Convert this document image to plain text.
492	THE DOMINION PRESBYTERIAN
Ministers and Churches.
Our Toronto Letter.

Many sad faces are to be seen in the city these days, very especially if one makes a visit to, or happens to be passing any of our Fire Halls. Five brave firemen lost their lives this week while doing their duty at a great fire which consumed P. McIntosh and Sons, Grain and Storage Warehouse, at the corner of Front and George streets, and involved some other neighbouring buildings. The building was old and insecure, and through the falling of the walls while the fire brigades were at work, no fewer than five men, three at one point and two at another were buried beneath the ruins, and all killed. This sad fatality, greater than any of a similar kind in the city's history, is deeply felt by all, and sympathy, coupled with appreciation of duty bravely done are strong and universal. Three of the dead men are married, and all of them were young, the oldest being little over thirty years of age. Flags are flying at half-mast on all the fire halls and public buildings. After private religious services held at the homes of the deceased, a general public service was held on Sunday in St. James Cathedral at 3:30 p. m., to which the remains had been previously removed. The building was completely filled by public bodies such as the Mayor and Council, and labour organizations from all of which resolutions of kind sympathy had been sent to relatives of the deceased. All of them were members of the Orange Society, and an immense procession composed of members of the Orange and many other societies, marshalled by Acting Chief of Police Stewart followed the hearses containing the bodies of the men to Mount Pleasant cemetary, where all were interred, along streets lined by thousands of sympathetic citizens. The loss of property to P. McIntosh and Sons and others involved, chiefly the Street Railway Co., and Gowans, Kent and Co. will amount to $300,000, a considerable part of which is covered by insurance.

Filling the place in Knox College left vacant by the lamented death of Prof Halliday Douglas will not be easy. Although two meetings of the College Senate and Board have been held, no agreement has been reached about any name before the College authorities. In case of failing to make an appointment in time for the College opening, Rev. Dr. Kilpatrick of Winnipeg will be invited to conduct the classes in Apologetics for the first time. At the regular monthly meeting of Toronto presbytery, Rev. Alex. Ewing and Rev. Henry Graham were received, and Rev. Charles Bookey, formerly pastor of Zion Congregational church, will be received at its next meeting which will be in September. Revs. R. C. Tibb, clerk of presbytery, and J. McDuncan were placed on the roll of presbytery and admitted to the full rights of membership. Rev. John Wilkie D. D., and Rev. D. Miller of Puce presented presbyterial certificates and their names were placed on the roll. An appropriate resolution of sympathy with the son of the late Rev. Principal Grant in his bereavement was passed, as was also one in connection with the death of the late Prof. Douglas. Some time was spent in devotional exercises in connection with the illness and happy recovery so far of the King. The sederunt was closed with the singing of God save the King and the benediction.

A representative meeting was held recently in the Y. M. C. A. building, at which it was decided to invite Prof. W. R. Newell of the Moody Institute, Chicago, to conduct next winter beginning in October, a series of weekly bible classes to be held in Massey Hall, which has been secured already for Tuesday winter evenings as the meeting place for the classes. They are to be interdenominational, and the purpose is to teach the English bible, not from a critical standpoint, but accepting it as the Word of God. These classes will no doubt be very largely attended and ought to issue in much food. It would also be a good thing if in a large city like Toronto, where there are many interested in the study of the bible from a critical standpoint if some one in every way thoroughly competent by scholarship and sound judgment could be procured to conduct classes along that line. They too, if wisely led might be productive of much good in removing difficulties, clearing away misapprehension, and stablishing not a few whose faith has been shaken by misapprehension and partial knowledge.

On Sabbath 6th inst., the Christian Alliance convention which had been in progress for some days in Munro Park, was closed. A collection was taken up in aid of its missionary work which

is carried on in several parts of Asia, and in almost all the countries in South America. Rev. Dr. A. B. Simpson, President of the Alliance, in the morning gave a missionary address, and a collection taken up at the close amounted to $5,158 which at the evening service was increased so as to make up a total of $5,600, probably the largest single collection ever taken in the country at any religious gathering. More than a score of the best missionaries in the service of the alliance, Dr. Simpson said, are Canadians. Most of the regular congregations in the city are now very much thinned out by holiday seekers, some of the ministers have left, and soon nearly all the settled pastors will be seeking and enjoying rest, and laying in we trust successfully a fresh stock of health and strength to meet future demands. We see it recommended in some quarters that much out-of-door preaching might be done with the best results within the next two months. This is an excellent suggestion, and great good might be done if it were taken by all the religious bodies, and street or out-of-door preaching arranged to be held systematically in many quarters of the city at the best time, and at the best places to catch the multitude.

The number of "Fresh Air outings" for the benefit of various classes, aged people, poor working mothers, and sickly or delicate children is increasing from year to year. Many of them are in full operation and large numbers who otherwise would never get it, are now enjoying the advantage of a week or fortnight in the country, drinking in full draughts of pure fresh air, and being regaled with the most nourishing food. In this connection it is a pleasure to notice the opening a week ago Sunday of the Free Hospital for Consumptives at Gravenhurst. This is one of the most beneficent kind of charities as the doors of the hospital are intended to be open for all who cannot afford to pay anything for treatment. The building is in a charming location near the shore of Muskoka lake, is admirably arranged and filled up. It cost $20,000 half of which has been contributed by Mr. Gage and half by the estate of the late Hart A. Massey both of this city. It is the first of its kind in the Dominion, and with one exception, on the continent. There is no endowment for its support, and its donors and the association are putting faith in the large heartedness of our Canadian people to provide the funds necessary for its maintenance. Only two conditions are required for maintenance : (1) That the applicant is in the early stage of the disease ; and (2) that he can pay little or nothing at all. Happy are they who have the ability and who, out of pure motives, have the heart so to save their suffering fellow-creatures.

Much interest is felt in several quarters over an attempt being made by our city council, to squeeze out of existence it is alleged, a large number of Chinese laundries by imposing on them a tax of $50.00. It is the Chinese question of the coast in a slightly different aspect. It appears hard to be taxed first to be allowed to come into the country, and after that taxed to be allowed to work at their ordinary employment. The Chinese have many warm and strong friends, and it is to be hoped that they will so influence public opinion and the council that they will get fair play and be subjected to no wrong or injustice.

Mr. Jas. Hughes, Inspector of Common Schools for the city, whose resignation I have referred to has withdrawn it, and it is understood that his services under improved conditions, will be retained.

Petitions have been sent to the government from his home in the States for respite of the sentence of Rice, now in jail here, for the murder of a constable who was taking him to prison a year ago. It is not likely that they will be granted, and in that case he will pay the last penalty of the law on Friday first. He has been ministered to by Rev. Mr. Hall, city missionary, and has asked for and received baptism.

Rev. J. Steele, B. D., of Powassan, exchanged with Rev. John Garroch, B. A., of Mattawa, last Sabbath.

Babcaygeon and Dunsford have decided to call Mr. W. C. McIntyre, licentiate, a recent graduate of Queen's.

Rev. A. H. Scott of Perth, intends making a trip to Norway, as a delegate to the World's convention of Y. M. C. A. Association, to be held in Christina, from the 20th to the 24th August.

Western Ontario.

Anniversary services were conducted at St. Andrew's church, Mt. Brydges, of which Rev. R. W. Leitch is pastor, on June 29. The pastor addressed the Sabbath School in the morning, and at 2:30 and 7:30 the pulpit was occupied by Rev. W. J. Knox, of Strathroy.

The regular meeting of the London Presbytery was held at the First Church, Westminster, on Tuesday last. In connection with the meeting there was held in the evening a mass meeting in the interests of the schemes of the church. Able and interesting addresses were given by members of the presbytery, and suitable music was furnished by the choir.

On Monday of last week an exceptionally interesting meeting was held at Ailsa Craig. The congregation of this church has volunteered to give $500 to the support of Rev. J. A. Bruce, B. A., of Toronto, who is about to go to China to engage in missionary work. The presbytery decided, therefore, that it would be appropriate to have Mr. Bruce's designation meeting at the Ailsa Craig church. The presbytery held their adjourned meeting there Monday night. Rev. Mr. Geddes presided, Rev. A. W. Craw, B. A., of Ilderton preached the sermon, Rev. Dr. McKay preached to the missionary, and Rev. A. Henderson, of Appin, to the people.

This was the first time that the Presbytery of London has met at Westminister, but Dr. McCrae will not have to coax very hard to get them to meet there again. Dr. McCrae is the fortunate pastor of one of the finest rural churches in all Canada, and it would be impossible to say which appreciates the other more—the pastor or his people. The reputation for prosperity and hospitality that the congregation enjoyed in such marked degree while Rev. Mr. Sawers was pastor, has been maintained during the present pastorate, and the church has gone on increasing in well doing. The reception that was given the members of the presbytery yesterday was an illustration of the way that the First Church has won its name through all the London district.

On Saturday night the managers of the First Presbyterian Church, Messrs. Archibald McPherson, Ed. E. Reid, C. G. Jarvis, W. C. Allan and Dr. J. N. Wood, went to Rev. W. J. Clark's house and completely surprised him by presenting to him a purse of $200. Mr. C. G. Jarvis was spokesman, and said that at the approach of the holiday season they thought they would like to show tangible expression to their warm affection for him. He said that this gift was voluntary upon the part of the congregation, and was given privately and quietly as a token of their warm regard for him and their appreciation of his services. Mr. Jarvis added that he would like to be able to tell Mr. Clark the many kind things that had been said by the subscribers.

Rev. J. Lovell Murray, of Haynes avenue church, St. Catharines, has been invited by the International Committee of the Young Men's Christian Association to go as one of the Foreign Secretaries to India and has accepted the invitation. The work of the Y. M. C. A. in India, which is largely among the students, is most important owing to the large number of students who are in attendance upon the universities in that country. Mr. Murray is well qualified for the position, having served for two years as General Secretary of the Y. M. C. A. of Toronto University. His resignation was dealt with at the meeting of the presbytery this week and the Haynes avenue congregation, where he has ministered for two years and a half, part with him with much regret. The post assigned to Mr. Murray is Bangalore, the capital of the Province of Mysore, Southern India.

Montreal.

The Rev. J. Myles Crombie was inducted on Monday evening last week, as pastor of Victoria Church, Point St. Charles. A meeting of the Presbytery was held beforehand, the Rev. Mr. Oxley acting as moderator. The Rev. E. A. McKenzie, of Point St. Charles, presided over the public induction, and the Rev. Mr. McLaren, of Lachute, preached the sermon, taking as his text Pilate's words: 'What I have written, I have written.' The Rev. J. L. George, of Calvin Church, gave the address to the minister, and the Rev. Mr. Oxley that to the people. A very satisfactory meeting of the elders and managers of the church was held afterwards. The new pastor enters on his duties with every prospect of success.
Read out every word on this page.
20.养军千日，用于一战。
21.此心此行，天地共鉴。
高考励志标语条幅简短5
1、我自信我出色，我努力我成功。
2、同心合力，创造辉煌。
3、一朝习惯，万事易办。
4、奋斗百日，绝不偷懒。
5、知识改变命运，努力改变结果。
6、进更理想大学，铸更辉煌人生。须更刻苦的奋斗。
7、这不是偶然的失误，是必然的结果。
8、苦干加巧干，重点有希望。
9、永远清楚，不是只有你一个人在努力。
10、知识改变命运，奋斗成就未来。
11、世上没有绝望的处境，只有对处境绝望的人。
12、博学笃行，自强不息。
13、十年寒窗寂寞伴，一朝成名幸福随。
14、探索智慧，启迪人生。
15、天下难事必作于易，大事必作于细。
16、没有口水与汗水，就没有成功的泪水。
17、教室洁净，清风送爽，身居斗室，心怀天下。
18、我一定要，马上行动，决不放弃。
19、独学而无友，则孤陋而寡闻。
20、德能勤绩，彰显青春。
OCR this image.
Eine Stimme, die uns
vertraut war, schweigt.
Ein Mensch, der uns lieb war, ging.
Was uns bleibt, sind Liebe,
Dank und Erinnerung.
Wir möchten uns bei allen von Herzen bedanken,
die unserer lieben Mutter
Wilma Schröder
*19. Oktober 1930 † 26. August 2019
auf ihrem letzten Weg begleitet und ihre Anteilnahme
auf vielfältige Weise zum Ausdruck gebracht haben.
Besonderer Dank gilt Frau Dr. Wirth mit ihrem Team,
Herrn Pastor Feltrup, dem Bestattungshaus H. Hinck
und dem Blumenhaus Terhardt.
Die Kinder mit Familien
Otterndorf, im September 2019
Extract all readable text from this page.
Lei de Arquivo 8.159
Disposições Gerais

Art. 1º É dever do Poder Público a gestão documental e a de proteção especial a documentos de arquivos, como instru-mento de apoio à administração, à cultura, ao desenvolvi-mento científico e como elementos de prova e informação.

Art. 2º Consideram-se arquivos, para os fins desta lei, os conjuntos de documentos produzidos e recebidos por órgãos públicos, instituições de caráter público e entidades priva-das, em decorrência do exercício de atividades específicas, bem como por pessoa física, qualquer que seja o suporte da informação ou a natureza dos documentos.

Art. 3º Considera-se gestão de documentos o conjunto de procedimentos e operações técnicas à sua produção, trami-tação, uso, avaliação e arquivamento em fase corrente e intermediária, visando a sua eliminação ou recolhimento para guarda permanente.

▶ **What the task requires**: Look through the data above. Find each line with the string "ihrem" and copy it.

▶ **Solution to the exercise**:
auf ihrem letzten Weg begleitet und ihre Anteilnahme
Besonderer Dank gilt Frau Dr. Wirth mit ihrem Team,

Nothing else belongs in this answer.